__AIM OF THE TASK__: Copy out the lines that include the word "версиями".
======== DATASET EXCERPTS
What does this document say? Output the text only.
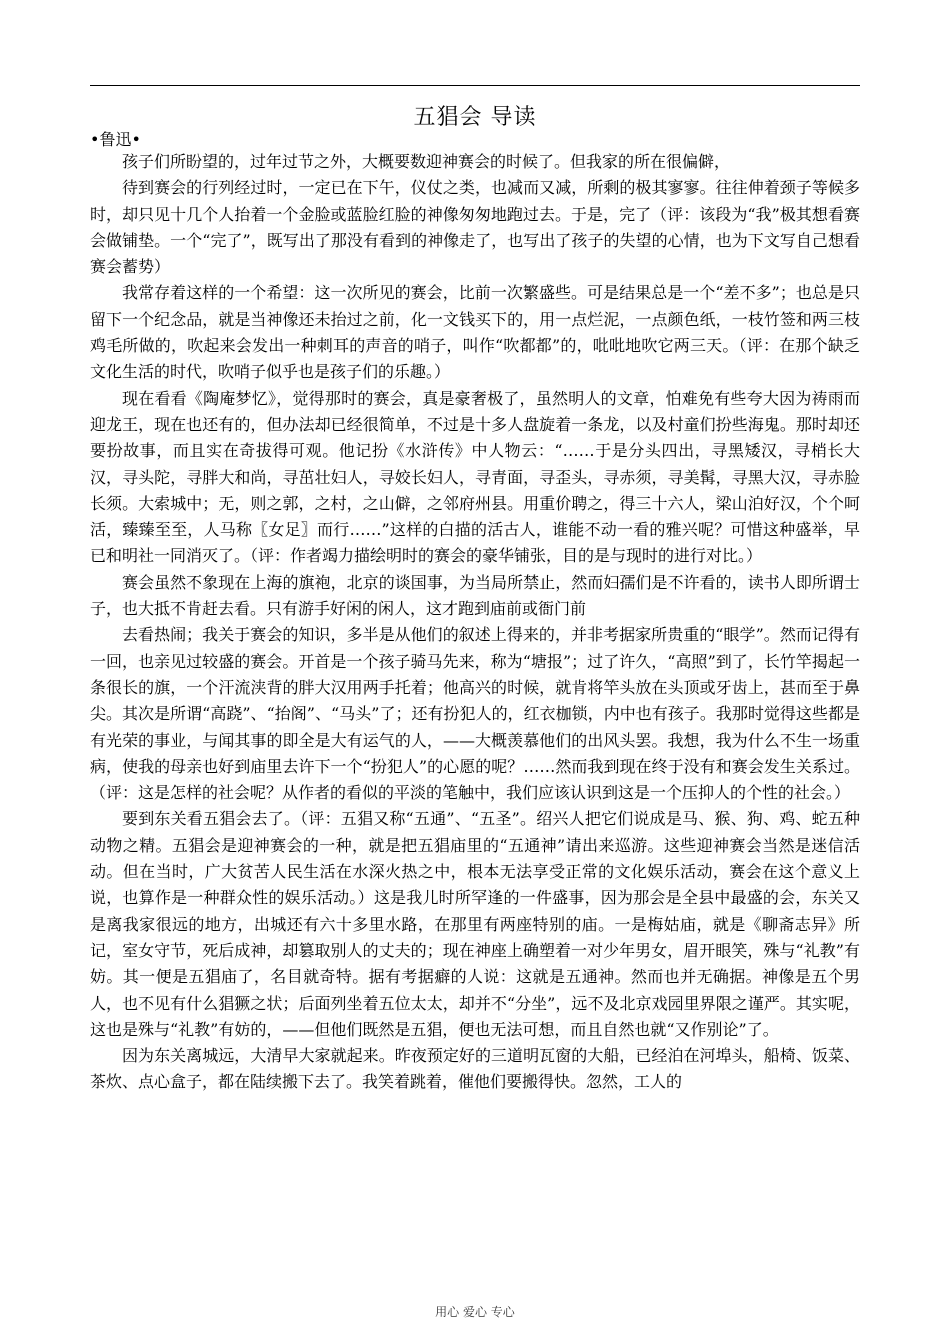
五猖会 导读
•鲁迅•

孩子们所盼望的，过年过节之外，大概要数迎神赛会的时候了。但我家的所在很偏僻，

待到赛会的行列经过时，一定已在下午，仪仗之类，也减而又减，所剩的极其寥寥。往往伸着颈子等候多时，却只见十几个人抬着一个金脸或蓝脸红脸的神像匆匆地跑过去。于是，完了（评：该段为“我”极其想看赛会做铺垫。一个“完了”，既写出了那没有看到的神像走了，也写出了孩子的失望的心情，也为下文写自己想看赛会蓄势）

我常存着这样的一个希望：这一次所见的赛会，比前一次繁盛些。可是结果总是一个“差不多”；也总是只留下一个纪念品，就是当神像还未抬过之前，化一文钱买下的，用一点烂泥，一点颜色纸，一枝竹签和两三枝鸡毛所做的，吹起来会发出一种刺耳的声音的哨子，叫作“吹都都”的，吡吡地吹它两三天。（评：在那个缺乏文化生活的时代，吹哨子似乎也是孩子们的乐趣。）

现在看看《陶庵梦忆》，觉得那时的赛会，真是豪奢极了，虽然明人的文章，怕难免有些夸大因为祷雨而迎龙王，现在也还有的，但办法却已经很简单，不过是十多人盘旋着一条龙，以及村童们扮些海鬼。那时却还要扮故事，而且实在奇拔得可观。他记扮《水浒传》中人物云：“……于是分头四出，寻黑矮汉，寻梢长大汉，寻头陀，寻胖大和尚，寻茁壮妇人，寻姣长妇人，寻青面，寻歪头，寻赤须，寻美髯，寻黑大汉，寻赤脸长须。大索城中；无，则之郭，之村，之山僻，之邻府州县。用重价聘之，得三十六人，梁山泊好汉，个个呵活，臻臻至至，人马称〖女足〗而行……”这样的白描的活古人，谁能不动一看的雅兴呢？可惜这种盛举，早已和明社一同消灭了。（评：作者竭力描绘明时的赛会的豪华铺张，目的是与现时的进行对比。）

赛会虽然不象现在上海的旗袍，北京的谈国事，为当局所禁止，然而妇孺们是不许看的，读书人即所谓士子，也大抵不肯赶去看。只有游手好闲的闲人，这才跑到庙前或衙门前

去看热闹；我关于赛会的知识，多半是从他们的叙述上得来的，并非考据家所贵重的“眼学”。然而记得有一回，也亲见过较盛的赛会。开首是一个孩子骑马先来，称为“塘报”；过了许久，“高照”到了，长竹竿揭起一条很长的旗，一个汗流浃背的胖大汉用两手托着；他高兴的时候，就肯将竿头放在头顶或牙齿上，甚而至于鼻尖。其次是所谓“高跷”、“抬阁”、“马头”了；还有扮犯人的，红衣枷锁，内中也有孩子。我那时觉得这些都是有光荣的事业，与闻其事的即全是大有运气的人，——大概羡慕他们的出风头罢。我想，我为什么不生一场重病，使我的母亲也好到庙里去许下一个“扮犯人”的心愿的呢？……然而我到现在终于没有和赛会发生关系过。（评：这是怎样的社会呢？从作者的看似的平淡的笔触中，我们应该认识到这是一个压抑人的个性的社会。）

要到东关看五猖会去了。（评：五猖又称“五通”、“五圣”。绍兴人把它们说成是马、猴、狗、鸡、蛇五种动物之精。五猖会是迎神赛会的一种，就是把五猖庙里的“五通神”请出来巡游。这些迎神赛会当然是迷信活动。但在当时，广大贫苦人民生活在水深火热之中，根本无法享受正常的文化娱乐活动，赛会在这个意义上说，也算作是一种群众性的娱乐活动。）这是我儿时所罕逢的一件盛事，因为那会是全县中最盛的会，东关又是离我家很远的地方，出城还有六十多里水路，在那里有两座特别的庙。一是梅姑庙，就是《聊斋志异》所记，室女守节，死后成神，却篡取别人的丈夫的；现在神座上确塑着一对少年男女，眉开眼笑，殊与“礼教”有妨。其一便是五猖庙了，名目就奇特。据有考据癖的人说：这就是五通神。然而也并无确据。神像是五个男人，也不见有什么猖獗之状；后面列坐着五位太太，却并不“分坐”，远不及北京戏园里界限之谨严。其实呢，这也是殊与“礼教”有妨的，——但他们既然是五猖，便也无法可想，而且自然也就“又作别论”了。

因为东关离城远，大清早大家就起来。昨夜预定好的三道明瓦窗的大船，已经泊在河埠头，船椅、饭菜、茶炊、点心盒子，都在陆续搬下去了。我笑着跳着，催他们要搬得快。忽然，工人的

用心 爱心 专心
================
======== DATASET EXCERPTS
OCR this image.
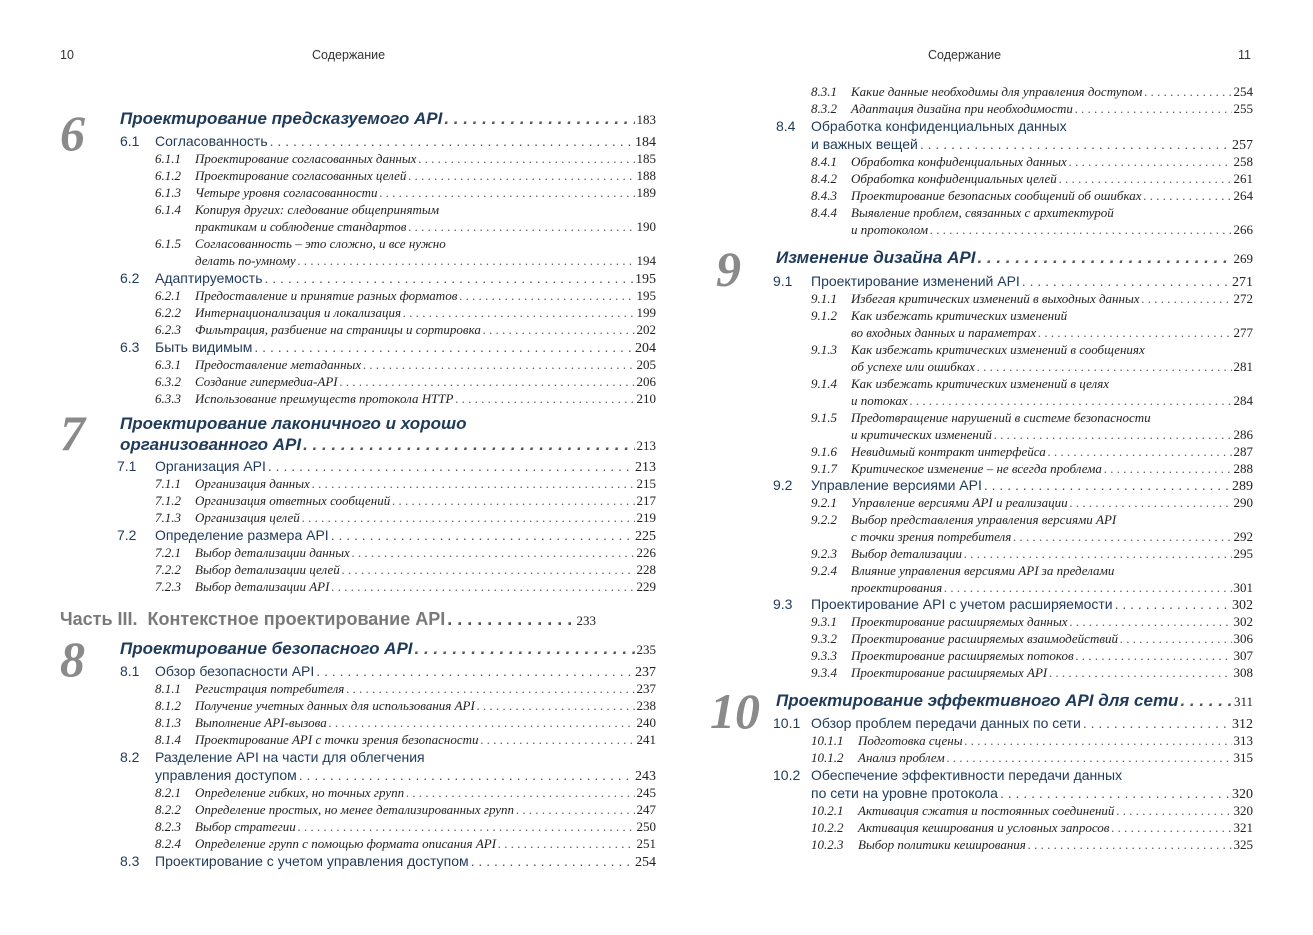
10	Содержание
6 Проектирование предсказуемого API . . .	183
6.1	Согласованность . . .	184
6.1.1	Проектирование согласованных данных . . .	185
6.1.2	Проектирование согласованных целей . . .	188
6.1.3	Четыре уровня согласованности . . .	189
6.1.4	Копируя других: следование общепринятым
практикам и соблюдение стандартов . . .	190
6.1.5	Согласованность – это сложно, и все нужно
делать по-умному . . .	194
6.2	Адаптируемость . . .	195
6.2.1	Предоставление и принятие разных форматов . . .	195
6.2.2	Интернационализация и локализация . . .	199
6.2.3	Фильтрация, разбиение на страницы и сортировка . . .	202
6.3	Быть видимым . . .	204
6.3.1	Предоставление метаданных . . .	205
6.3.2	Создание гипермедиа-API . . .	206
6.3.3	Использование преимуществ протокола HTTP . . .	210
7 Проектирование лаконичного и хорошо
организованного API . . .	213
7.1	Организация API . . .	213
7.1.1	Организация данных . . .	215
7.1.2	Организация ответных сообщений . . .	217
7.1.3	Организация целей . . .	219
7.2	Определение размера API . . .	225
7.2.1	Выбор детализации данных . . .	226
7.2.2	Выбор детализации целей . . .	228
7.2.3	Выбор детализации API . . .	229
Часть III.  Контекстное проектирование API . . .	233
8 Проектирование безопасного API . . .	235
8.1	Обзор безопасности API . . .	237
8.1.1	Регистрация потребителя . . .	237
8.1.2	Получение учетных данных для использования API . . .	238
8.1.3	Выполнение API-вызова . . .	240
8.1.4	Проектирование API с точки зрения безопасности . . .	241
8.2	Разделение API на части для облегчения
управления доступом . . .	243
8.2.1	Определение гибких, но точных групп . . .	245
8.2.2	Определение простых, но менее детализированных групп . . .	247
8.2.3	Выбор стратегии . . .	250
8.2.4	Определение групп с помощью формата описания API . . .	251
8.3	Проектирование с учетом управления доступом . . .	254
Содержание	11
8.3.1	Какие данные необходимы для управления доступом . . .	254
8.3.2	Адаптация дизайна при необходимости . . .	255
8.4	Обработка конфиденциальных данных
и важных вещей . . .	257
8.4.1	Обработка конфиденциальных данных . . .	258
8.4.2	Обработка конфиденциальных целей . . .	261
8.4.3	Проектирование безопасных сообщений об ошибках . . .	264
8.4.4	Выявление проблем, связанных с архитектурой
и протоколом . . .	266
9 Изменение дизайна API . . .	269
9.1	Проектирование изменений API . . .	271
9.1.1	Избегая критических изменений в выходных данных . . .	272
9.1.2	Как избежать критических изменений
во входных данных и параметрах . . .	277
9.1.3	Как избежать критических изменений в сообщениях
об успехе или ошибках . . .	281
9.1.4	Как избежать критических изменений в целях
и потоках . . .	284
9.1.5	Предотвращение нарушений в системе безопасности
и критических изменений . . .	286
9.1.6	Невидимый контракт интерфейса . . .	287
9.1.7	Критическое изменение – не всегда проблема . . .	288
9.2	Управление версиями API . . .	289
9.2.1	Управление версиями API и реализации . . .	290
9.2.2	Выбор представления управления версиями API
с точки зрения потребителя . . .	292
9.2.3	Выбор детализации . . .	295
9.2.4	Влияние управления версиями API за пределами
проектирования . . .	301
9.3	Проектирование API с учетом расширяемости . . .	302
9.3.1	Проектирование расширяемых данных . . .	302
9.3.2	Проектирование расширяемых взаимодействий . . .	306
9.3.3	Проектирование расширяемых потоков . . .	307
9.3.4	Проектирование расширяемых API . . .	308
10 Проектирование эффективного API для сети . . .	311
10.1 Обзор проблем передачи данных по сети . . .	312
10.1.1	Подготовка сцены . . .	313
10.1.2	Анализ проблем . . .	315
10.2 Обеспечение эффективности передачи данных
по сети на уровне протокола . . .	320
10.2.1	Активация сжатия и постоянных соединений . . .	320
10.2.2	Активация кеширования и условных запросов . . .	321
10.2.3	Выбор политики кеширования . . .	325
================
__RESULT OF THE EXERCISE__:
9.2	Управление версиями API . . .	289
9.2.1	Управление версиями API и реализации . . .	290
9.2.2	Выбор представления управления версиями API
9.2.4	Влияние управления версиями API за пределами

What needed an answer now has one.